--- Start ---
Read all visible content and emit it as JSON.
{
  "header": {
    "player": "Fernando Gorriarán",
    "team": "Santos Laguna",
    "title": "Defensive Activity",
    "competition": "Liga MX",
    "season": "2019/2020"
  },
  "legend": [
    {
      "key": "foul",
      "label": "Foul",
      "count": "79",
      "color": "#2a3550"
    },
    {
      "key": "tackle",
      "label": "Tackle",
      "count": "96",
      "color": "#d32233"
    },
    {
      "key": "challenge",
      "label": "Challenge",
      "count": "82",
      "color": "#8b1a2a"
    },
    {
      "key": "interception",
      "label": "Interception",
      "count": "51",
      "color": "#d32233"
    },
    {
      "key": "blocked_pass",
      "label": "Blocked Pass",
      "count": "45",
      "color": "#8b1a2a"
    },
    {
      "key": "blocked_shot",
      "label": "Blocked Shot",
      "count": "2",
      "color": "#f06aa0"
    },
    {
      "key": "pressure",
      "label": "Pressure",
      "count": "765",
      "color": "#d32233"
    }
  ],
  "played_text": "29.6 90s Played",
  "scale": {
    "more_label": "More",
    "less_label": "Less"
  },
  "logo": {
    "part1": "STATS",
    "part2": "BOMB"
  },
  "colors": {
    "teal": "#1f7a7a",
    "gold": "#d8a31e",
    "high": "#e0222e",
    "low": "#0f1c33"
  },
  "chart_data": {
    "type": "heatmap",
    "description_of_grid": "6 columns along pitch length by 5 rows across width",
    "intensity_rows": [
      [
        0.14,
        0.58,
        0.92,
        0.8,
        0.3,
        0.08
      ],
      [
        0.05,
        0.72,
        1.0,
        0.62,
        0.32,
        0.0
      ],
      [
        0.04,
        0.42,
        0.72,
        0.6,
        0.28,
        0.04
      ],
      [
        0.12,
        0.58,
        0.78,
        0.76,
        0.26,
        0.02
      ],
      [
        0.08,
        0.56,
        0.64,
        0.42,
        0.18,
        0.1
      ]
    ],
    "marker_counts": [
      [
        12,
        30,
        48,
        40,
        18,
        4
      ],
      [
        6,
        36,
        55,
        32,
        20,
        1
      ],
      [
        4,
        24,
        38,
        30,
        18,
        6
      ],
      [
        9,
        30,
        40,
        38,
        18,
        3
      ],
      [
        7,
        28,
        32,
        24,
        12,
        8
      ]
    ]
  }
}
--- End ---
_STATED GOAL_
Reproduce each entry word for word.

_ANSWER FOR THIS EXERCISE_
Read all visible content and emit it as JSON.
{
  "header": {
    "player": "Fernando Gorriarán",
    "team": "Santos Laguna",
    "title": "Defensive Activity",
    "competition": "Liga MX",
    "season": "2019/2020"
  },
  "legend": [
    {
      "key": "foul",
      "label": "Foul",
      "count": "79",
      "color": "#2a3550"
    },
    {
      "key": "tackle",
      "label": "Tackle",
      "count": "96",
      "color": "#d32233"
    },
    {
      "key": "challenge",
      "label": "Challenge",
      "count": "82",
      "color": "#8b1a2a"
    },
    {
      "key": "interception",
      "label": "Interception",
      "count": "51",
      "color": "#d32233"
    },
    {
      "key": "blocked_pass",
      "label": "Blocked Pass",
      "count": "45",
      "color": "#8b1a2a"
    },
    {
      "key": "blocked_shot",
      "label": "Blocked Shot",
      "count": "2",
      "color": "#f06aa0"
    },
    {
      "key": "pressure",
      "label": "Pressure",
      "count": "765",
      "color": "#d32233"
    }
  ],
  "played_text": "29.6 90s Played",
  "scale": {
    "more_label": "More",
    "less_label": "Less"
  },
  "logo": {
    "part1": "STATS",
    "part2": "BOMB"
  },
  "colors": {
    "teal": "#1f7a7a",
    "gold": "#d8a31e",
    "high": "#e0222e",
    "low": "#0f1c33"
  },
  "chart_data": {
    "type": "heatmap",
    "description_of_grid": "6 columns along pitch length by 5 rows across width",
    "intensity_rows": [
      [
        0.14,
        0.58,
        0.92,
        0.8,
        0.3,
        0.08
      ],
      [
        0.05,
        0.72,
        1.0,
        0.62,
        0.32,
        0.0
      ],
      [
        0.04,
        0.42,
        0.72,
        0.6,
        0.28,
        0.04
      ],
      [
        0.12,
        0.58,
        0.78,
        0.76,
        0.26,
        0.02
      ],
      [
        0.08,
        0.56,
        0.64,
        0.42,
        0.18,
        0.1
      ]
    ],
    "marker_counts": [
      [
        12,
        30,
        48,
        40,
        18,
        4
      ],
      [
        6,
        36,
        55,
        32,
        20,
        1
      ],
      [
        4,
        24,
        38,
        30,
        18,
        6
      ],
      [
        9,
        30,
        40,
        38,
        18,
        3
      ],
      [
        7,
        28,
        32,
        24,
        12,
        8
      ]
    ]
  }
}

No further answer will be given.